**** INPUT DATA ****
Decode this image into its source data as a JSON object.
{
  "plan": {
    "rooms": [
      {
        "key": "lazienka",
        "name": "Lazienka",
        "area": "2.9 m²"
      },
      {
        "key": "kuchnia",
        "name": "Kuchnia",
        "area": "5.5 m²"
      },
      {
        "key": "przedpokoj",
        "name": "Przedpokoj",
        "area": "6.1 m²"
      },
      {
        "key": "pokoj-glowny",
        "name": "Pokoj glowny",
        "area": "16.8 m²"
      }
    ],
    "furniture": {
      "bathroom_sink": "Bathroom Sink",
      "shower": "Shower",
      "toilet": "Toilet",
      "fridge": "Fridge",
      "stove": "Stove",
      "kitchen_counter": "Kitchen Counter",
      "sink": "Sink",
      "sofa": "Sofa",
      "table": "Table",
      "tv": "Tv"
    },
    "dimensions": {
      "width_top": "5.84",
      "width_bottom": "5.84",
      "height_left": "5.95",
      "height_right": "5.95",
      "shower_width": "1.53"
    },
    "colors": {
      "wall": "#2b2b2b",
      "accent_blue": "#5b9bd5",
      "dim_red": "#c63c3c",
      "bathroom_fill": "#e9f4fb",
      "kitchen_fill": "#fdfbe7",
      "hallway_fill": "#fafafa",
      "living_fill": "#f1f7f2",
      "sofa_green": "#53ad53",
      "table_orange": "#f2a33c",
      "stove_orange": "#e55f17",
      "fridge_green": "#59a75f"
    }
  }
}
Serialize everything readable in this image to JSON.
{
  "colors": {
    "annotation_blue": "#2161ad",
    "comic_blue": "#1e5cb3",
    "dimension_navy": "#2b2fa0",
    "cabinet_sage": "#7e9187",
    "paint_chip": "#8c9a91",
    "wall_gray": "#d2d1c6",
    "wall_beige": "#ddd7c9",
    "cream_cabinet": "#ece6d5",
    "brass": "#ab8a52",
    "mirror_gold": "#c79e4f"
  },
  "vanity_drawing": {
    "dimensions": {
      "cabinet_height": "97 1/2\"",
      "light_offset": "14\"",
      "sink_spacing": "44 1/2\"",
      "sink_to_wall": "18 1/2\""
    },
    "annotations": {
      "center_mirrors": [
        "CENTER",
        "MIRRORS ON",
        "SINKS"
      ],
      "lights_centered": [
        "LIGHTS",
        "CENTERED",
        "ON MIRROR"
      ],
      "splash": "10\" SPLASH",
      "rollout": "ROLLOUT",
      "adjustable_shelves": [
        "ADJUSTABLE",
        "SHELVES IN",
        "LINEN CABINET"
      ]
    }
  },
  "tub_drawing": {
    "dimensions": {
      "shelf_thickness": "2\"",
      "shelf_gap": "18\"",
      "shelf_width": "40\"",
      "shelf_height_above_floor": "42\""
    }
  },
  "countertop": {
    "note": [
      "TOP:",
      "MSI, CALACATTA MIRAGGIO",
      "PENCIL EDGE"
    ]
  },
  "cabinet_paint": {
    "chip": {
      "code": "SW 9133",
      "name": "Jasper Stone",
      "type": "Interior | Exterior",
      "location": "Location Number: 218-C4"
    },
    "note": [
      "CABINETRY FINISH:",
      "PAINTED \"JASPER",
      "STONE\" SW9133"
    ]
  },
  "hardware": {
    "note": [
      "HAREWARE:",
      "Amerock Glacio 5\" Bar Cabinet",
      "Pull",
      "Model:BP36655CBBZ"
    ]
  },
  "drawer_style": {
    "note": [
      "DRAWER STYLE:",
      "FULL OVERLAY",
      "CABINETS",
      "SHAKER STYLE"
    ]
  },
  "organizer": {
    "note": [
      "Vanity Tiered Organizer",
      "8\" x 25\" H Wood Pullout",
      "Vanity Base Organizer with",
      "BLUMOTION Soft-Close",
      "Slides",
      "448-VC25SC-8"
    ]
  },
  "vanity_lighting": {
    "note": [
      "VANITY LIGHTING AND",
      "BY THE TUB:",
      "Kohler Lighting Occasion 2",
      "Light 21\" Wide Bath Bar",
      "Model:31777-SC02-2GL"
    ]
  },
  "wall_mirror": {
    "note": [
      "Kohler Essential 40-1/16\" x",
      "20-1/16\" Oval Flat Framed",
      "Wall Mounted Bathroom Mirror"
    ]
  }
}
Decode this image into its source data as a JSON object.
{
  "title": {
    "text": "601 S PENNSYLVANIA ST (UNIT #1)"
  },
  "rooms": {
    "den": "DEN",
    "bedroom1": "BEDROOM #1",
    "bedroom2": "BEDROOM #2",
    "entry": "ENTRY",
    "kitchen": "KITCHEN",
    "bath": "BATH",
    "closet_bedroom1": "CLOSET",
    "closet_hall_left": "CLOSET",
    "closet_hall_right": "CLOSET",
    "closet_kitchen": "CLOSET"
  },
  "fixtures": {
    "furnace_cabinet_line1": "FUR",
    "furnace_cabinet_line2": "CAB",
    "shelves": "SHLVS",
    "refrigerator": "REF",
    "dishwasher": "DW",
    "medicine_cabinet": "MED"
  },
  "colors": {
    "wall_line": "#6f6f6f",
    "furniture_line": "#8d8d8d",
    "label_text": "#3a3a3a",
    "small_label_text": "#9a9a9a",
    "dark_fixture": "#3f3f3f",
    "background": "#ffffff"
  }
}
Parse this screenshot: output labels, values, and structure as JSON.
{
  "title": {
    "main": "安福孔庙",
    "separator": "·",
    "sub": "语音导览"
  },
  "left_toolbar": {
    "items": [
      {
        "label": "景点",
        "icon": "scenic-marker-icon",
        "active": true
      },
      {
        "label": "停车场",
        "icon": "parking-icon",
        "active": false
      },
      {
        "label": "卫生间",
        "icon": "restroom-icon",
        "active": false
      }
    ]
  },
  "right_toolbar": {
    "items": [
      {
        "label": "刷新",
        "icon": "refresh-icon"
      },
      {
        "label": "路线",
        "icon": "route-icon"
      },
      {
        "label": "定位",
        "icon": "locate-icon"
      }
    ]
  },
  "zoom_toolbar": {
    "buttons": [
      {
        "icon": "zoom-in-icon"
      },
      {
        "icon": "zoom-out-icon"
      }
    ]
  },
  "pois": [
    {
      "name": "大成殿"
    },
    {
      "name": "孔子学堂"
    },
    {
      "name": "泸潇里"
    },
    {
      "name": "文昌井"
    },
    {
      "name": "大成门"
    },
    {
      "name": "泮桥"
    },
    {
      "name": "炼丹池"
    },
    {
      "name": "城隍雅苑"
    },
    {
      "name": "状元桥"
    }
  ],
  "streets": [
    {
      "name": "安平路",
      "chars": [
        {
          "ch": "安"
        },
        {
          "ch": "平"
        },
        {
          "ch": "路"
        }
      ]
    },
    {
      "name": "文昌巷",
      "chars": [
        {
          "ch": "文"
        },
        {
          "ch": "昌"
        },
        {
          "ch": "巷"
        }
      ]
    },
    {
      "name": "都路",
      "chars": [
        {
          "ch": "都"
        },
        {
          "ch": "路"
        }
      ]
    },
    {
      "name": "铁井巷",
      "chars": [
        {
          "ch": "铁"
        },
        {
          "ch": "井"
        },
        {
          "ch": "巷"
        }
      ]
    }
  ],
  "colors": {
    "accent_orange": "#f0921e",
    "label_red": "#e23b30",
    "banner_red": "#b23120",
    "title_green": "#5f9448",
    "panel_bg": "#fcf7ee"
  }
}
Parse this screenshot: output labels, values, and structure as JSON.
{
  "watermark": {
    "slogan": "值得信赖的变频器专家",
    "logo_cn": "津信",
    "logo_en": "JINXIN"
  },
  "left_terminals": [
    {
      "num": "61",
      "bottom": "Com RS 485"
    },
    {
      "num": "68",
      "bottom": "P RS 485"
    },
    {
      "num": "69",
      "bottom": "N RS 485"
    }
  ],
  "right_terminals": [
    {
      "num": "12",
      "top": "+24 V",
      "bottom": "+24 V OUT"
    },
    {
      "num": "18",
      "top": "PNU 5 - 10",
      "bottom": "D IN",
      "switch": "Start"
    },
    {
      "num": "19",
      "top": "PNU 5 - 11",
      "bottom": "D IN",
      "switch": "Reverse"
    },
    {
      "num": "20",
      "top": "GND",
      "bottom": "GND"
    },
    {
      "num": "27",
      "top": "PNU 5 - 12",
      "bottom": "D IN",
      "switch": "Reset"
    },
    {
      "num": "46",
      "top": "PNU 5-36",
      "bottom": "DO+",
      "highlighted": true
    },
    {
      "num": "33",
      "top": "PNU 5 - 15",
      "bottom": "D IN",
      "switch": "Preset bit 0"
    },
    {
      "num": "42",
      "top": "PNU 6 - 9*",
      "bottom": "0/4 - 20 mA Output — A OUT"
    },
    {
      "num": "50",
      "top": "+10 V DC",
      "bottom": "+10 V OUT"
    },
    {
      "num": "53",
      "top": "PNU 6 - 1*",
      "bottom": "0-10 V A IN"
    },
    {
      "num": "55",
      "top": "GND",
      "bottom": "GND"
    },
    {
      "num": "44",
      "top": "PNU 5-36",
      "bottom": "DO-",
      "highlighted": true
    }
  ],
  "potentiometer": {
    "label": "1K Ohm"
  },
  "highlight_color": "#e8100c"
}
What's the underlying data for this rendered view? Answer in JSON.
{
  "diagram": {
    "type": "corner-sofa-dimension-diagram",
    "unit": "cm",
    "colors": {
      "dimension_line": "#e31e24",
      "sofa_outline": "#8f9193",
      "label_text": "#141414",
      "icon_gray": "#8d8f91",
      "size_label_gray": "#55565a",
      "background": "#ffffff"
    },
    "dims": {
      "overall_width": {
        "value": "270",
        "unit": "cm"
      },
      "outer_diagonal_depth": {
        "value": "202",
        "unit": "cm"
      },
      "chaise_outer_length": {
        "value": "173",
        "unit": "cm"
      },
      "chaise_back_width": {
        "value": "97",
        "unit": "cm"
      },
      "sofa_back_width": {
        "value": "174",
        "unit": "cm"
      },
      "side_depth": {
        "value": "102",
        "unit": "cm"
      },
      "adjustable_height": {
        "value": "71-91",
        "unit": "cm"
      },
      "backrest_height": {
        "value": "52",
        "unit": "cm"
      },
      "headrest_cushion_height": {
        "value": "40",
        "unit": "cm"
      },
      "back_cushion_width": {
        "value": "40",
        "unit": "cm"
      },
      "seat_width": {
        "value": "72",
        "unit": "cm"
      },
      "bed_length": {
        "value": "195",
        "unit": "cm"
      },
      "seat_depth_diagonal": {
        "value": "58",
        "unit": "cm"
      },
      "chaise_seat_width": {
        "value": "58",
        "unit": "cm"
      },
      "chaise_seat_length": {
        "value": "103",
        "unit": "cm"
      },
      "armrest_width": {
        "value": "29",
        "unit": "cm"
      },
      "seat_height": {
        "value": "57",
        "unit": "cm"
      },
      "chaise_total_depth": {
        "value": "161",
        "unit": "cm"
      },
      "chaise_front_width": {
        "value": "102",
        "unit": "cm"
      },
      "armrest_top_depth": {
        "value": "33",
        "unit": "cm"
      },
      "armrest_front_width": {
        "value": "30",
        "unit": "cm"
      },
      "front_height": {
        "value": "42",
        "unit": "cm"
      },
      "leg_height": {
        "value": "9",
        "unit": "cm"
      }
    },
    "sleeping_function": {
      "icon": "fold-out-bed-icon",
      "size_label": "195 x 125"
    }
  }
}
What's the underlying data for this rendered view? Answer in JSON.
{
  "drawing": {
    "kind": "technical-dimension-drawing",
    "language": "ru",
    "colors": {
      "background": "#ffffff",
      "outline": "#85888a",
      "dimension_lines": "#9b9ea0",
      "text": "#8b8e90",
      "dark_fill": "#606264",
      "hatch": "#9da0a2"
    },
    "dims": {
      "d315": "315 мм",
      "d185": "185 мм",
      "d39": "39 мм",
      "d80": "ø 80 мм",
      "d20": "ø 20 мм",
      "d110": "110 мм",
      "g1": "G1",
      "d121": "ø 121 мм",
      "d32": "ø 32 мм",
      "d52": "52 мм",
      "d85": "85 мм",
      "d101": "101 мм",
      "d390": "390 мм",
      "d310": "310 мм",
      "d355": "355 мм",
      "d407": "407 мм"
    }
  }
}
****
▶ [WHAT YOU SHOULD DO]: Write out every line of the data that holds the word "type".

▶ [WRITTEN RESPONSE]:
      "type": "Interior | Exterior",
    "type": "corner-sofa-dimension-diagram",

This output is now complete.